* [Given exercise]:
Look through the data and write out every line with the word "Types" in it.

——————————

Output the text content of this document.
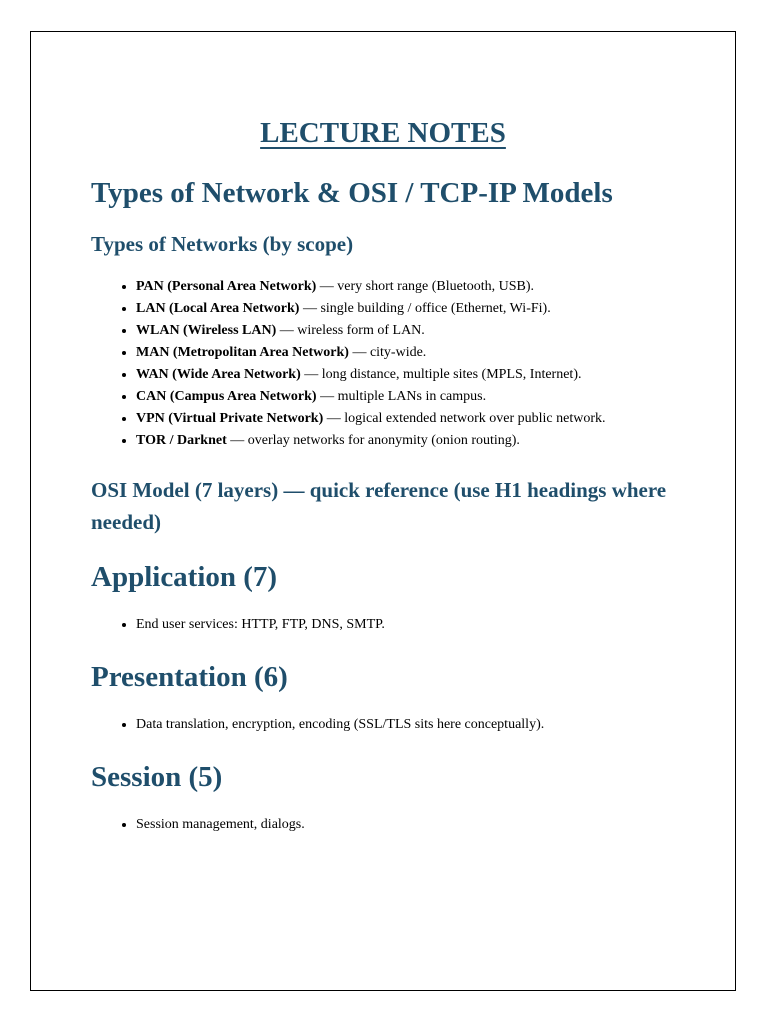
LECTURE NOTES
Types of Network & OSI / TCP-IP Models
Types of Networks (by scope)
• PAN (Personal Area Network) — very short range (Bluetooth, USB).
• LAN (Local Area Network) — single building / office (Ethernet, Wi-Fi).
• WLAN (Wireless LAN) — wireless form of LAN.
• MAN (Metropolitan Area Network) — city-wide.
• WAN (Wide Area Network) — long distance, multiple sites (MPLS, Internet).
• CAN (Campus Area Network) — multiple LANs in campus.
• VPN (Virtual Private Network) — logical extended network over public network.
• TOR / Darknet — overlay networks for anonymity (onion routing).
OSI Model (7 layers) — quick reference (use H1 headings where needed)
Application (7)
• End user services: HTTP, FTP, DNS, SMTP.
Presentation (6)
• Data translation, encryption, encoding (SSL/TLS sits here conceptually).
Session (5)
• Session management, dialogs.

——————————

* [Written solution]:
Types of Network & OSI / TCP-IP Models
Types of Networks (by scope)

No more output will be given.